- _Extracted material_:
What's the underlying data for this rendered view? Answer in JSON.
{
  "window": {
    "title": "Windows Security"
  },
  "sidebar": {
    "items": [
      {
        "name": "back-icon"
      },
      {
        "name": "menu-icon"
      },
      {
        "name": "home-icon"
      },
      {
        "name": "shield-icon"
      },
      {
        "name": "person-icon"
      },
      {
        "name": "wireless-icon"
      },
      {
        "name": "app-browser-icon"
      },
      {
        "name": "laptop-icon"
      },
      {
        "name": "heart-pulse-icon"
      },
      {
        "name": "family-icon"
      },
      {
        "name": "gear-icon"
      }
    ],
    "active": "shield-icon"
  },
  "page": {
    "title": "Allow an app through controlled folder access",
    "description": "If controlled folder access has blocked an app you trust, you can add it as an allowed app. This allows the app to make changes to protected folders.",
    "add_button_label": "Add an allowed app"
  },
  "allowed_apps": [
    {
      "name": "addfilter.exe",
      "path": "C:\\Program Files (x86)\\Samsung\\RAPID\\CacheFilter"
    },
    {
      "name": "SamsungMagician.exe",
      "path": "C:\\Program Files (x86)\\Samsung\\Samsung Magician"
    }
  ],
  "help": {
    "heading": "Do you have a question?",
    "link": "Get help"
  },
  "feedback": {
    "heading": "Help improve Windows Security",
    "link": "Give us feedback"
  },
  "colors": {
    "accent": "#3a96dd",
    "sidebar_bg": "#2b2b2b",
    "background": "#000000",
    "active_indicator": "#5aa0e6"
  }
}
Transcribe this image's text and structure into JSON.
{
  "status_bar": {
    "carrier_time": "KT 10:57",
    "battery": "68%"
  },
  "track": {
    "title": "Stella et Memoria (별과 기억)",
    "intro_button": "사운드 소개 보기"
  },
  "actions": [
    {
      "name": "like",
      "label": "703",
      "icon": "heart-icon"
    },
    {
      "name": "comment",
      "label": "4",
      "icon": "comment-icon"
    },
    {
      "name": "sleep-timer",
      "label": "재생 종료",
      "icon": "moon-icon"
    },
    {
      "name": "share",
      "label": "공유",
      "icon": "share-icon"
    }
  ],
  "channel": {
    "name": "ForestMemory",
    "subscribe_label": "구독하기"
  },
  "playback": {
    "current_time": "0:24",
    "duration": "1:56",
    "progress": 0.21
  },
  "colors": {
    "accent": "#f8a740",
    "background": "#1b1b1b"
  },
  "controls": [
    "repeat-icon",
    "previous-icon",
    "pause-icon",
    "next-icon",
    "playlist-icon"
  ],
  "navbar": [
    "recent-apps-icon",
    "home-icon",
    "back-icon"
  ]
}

- _Work instructions_: Copy each line from the records above that includes the string "path".

- _Solution for this problem_:
      "path": "C:\\Program Files (x86)\\Samsung\\RAPID\\CacheFilter"
      "path": "C:\\Program Files (x86)\\Samsung\\Samsung Magician"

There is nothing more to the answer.